* [Goal]
Wherever a line in the data below holds "standard", copy that line.

* [Recorded data]
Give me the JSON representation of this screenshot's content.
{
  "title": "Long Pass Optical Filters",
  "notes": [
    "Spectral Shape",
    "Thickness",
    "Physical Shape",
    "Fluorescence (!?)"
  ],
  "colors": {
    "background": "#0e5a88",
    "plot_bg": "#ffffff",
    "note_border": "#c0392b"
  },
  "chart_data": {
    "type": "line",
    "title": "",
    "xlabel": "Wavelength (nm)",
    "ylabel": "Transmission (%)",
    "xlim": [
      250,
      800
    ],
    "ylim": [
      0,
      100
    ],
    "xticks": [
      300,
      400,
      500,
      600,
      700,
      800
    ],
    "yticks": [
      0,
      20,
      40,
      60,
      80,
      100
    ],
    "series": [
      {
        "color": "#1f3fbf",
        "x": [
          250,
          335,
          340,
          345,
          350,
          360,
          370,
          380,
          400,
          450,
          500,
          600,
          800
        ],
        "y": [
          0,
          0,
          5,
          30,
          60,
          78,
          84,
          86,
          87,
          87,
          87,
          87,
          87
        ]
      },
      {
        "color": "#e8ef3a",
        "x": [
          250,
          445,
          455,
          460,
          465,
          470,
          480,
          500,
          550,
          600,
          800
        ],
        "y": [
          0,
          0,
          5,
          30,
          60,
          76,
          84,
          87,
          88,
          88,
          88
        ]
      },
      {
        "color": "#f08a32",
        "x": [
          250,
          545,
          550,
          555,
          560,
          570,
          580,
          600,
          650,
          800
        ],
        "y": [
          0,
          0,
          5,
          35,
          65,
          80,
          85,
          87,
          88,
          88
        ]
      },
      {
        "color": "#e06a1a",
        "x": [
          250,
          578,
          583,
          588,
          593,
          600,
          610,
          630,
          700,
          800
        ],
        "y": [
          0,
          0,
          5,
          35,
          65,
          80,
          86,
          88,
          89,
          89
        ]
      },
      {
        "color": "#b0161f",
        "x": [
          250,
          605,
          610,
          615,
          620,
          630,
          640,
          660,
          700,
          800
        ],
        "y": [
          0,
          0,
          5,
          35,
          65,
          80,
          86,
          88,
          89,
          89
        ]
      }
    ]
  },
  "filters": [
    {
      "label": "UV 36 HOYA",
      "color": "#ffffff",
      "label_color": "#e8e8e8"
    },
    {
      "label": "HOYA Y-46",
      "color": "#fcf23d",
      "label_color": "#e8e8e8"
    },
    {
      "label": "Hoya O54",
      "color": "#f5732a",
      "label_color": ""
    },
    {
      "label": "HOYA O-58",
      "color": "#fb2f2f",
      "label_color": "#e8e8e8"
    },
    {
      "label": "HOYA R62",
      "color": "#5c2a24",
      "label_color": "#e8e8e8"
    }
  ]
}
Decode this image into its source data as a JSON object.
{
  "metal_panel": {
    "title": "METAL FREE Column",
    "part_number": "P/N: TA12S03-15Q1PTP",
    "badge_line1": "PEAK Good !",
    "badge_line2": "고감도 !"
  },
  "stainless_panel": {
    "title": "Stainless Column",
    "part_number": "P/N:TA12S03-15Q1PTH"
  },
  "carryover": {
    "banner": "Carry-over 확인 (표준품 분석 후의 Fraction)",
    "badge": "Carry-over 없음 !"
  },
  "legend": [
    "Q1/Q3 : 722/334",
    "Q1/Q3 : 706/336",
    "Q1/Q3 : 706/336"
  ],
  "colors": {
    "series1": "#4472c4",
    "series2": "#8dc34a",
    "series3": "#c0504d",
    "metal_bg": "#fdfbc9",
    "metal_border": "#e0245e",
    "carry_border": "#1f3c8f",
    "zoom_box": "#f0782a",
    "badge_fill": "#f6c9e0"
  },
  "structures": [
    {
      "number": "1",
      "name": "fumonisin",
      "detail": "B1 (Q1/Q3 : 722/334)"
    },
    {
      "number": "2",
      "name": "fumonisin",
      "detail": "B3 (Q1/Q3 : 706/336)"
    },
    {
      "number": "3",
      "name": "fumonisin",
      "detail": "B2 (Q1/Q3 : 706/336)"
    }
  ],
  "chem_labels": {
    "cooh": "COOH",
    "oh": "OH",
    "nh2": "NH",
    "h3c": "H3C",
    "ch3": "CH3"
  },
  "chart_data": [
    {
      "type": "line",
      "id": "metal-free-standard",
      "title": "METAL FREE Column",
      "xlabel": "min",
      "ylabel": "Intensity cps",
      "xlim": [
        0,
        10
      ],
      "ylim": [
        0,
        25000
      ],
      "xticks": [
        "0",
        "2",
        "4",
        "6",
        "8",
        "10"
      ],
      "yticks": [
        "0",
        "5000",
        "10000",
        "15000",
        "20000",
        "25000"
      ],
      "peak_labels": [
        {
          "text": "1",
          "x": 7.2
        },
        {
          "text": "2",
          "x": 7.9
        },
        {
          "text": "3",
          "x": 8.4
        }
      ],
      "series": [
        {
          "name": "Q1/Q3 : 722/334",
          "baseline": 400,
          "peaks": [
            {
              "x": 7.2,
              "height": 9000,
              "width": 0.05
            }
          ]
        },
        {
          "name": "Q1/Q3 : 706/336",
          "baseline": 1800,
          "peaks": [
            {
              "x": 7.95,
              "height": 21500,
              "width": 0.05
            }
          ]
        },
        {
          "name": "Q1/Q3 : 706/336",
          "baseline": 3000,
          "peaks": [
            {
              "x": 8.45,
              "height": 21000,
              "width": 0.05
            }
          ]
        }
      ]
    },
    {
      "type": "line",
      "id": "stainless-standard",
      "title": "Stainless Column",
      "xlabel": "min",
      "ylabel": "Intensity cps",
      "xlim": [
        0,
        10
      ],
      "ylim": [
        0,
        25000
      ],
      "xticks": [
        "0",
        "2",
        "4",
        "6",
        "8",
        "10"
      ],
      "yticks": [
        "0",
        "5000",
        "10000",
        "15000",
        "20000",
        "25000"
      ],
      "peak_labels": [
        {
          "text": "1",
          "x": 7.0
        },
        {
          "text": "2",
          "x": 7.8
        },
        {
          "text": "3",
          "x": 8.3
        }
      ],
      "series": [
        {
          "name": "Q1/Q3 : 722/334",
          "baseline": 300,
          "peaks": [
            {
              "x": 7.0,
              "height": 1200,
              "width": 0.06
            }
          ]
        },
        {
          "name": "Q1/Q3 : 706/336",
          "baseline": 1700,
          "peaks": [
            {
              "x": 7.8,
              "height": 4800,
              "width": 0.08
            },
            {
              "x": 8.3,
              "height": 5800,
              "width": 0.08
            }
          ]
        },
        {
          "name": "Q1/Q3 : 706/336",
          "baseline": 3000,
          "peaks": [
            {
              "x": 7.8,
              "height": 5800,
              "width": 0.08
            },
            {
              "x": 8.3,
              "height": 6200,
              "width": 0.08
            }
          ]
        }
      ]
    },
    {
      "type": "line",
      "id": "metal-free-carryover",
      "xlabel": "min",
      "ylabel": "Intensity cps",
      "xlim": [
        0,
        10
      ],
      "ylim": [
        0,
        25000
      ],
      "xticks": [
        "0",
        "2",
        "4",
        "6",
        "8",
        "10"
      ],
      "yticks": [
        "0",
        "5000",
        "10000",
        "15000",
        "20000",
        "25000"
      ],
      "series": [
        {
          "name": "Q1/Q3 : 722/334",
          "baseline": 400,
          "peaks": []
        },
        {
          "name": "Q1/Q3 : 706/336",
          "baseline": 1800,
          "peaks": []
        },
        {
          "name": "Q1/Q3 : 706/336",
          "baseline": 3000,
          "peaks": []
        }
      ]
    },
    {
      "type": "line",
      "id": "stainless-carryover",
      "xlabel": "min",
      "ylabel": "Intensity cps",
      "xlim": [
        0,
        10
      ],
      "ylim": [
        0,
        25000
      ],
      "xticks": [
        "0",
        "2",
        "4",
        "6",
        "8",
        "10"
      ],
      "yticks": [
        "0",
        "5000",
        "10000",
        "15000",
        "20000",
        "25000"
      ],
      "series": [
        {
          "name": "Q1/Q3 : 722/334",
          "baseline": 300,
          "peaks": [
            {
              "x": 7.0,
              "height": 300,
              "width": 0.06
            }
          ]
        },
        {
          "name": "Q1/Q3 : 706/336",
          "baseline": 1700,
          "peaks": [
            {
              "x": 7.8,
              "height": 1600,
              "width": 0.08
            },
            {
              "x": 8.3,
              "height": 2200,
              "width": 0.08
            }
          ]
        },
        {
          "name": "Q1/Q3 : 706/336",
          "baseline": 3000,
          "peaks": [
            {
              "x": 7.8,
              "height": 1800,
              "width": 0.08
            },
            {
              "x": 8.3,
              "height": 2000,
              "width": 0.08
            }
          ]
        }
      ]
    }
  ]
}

* [The answer]
      "id": "metal-free-standard",
      "id": "stainless-standard",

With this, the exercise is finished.